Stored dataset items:
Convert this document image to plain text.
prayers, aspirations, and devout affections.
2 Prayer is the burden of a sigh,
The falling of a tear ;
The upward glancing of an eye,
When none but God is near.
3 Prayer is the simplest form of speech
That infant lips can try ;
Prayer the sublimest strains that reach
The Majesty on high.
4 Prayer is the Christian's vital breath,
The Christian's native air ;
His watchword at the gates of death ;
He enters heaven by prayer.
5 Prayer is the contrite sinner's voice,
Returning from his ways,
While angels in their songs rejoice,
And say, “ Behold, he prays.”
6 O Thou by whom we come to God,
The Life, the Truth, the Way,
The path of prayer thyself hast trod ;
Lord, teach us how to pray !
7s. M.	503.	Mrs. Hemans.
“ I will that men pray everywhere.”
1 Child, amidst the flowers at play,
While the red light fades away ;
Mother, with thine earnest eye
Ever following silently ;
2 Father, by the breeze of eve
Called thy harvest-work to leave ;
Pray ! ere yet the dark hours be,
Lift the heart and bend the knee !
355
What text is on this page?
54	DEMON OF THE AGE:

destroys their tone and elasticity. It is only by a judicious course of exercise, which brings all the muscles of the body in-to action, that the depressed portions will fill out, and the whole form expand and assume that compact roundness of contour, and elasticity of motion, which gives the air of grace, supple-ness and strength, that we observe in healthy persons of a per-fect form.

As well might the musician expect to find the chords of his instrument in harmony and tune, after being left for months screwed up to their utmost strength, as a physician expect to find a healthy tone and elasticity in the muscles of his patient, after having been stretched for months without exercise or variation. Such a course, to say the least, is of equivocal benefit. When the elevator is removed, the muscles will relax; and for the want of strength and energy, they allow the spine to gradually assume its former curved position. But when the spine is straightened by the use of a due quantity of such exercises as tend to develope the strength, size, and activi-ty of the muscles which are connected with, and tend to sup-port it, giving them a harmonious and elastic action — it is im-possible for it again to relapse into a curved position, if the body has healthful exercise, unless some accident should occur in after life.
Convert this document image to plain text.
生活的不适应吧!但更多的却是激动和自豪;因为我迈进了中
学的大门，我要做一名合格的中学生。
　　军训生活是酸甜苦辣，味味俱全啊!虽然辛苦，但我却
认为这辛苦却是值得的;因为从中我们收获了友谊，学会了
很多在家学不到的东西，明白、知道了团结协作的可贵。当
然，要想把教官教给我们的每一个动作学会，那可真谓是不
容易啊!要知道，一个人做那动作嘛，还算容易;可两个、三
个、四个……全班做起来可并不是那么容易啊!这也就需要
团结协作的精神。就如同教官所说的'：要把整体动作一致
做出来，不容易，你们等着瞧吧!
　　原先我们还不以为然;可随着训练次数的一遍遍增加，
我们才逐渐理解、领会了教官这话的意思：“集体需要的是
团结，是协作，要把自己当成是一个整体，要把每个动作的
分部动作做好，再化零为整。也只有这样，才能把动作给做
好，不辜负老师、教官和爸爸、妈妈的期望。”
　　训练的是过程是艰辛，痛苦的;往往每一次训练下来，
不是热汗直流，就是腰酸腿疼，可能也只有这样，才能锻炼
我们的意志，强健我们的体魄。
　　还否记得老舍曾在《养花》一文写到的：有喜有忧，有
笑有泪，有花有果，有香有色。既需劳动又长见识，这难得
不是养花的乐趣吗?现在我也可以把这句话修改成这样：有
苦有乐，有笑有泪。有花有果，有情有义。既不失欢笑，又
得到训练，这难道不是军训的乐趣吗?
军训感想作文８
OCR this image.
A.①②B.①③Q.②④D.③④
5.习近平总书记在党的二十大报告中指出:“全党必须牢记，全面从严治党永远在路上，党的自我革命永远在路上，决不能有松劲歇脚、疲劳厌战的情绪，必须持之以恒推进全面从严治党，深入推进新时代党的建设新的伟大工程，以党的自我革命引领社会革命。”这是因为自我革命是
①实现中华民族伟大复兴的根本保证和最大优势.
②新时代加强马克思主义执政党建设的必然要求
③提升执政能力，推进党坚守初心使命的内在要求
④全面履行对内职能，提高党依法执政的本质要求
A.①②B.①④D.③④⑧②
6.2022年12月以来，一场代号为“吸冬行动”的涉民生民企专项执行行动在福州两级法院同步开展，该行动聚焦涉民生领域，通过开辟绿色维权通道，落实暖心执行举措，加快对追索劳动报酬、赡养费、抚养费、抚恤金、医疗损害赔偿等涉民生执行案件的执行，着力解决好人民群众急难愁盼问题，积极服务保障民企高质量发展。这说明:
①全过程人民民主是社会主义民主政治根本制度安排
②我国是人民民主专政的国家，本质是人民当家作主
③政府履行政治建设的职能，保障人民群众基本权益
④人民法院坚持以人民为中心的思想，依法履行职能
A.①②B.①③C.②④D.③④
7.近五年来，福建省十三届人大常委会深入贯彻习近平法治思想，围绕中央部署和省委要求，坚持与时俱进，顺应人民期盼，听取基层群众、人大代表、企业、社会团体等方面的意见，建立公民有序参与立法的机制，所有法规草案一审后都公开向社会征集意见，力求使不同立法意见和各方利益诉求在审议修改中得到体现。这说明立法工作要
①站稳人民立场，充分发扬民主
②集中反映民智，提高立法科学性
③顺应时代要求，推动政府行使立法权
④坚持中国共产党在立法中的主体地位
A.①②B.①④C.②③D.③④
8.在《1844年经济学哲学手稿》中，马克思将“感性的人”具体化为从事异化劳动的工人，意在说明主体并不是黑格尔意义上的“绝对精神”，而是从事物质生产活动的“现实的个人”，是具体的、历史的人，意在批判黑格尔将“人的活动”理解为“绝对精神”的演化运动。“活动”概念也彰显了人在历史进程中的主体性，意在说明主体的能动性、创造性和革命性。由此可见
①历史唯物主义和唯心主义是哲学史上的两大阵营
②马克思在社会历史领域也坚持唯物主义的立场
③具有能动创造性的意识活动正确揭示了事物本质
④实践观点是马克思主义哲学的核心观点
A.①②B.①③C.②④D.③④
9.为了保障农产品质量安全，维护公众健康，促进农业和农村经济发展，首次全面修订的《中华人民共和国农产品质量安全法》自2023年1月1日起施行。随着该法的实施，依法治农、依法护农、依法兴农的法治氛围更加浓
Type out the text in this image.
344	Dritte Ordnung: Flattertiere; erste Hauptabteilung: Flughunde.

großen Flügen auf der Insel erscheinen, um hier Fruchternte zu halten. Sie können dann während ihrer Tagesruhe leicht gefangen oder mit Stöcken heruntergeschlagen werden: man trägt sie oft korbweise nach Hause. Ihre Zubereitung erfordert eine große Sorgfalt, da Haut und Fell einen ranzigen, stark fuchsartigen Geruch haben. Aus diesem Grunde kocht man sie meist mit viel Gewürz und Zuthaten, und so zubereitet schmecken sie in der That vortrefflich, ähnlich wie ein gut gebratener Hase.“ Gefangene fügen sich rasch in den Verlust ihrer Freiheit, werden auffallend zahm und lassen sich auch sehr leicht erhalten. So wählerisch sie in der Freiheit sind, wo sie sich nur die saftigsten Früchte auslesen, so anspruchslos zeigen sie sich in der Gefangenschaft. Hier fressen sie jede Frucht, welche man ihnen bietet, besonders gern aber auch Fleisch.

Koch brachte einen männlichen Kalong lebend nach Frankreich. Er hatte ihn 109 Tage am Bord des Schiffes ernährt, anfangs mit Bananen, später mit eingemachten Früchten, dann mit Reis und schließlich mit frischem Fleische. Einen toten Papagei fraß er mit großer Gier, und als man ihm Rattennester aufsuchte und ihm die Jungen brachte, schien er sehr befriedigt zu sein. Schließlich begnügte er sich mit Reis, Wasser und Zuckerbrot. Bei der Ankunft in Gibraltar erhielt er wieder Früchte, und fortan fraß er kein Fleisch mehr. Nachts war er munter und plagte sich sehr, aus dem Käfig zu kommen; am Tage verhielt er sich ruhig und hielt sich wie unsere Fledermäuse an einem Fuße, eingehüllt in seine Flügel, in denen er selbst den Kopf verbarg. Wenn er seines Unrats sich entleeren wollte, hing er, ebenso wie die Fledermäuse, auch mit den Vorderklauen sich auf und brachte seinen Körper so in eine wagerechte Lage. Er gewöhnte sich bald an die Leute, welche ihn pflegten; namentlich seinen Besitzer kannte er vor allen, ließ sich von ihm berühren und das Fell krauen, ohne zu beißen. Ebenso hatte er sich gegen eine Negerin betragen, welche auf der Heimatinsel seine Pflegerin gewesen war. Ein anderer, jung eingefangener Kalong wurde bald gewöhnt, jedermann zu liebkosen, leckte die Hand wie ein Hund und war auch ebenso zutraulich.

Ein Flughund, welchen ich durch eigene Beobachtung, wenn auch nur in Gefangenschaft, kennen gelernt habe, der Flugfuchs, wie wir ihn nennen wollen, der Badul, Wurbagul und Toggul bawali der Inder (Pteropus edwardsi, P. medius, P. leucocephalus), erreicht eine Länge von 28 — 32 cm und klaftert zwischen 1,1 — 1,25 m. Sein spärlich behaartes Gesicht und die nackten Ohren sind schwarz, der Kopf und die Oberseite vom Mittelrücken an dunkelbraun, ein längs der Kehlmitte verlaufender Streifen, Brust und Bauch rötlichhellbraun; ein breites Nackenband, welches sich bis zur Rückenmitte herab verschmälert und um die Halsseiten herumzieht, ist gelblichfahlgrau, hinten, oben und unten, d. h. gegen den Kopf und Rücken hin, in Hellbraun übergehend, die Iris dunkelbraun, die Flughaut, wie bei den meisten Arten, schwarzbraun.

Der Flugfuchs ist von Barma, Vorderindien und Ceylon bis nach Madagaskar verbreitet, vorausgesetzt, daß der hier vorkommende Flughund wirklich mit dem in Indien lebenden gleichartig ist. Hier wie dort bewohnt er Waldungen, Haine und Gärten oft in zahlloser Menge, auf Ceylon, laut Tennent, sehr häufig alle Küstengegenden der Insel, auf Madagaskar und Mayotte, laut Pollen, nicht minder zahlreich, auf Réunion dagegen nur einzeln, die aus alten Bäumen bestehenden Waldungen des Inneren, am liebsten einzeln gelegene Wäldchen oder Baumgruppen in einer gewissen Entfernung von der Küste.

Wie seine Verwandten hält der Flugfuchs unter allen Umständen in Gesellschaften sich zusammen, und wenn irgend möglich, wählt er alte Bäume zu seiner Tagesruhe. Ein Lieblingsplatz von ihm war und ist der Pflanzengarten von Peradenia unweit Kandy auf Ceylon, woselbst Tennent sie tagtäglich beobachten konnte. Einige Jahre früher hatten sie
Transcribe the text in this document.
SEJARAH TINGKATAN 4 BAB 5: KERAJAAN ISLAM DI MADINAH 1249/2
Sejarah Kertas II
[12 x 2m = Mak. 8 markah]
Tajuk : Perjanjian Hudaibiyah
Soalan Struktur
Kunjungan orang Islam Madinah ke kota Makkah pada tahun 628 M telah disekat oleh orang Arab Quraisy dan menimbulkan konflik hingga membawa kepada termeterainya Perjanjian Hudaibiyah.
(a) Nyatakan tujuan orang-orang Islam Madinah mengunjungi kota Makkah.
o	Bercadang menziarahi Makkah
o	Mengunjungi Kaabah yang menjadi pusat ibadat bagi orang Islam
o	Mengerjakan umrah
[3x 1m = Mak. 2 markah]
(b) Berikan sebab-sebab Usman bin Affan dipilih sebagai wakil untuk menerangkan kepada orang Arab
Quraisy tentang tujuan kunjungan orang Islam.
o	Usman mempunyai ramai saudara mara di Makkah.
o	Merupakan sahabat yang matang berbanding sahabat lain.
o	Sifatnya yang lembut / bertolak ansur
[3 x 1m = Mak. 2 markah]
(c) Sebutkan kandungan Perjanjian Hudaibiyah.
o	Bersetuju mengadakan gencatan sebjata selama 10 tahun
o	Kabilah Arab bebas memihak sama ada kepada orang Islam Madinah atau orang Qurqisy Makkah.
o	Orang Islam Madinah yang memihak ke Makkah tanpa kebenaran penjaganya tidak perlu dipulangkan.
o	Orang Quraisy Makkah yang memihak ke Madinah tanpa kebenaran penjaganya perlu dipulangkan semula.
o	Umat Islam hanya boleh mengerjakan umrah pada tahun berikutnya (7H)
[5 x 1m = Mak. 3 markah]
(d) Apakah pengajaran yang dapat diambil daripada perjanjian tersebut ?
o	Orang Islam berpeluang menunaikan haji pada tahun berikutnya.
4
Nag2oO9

Problem description =>
Looking at the listing above, count the lines that contain "Makkah" and give nothing but the number.

The completed task =>
7